◆ WHAT IS NEEDED: Copy out lines with the word "JSON" from the material that follows.

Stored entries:
****

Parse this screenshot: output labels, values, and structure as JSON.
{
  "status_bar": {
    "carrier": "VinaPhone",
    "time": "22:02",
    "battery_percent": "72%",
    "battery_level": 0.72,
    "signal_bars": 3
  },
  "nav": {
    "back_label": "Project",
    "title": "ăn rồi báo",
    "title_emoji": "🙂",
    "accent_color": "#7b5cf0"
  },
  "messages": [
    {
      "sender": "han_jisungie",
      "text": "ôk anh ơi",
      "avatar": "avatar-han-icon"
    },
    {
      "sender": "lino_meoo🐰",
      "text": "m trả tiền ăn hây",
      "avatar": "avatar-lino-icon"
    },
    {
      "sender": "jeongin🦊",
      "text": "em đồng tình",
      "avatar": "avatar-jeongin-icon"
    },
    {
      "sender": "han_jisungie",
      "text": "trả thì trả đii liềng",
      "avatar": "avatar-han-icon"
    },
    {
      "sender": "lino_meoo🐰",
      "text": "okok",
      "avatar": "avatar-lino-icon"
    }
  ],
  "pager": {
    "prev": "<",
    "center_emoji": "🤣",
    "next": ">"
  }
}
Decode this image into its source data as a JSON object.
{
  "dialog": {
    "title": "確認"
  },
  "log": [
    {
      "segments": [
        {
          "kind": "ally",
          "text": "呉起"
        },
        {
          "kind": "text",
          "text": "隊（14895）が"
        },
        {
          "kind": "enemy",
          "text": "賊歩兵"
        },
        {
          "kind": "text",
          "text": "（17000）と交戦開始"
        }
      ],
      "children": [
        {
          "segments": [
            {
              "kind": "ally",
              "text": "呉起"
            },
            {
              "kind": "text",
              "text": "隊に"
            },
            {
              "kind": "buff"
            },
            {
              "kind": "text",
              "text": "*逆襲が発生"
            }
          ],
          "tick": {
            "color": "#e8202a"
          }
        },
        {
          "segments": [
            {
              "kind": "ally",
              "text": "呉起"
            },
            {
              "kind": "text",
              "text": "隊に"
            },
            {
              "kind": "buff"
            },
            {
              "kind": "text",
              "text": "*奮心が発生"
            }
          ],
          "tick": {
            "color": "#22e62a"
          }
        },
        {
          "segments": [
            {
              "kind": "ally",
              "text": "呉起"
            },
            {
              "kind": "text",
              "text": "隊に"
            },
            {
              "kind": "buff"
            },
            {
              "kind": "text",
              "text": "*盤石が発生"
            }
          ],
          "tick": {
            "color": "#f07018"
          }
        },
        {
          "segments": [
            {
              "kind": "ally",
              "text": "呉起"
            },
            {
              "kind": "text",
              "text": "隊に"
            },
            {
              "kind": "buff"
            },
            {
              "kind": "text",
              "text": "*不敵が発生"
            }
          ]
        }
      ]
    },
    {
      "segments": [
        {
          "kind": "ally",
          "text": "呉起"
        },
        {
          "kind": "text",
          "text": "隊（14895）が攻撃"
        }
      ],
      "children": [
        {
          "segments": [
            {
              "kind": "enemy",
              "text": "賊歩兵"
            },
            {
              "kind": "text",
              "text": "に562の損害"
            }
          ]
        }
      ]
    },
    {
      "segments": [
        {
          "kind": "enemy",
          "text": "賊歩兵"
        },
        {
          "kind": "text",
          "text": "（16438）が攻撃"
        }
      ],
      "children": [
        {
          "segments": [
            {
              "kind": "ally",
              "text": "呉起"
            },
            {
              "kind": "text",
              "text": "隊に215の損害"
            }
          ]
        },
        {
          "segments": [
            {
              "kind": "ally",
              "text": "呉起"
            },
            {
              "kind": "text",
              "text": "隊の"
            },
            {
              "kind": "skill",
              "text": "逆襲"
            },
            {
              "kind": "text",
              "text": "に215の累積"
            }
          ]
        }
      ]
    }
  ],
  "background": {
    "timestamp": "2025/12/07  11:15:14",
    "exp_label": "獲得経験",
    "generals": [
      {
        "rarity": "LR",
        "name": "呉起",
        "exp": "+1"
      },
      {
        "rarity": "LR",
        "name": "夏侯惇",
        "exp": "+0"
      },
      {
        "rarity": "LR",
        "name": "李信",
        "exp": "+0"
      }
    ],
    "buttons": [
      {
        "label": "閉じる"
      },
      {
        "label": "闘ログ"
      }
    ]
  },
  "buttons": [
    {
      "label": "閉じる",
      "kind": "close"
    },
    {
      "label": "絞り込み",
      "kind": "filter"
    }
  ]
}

****

◆ ANSWER TO THIS TASK:
Parse this screenshot: output labels, values, and structure as JSON.
Decode this image into its source data as a JSON object.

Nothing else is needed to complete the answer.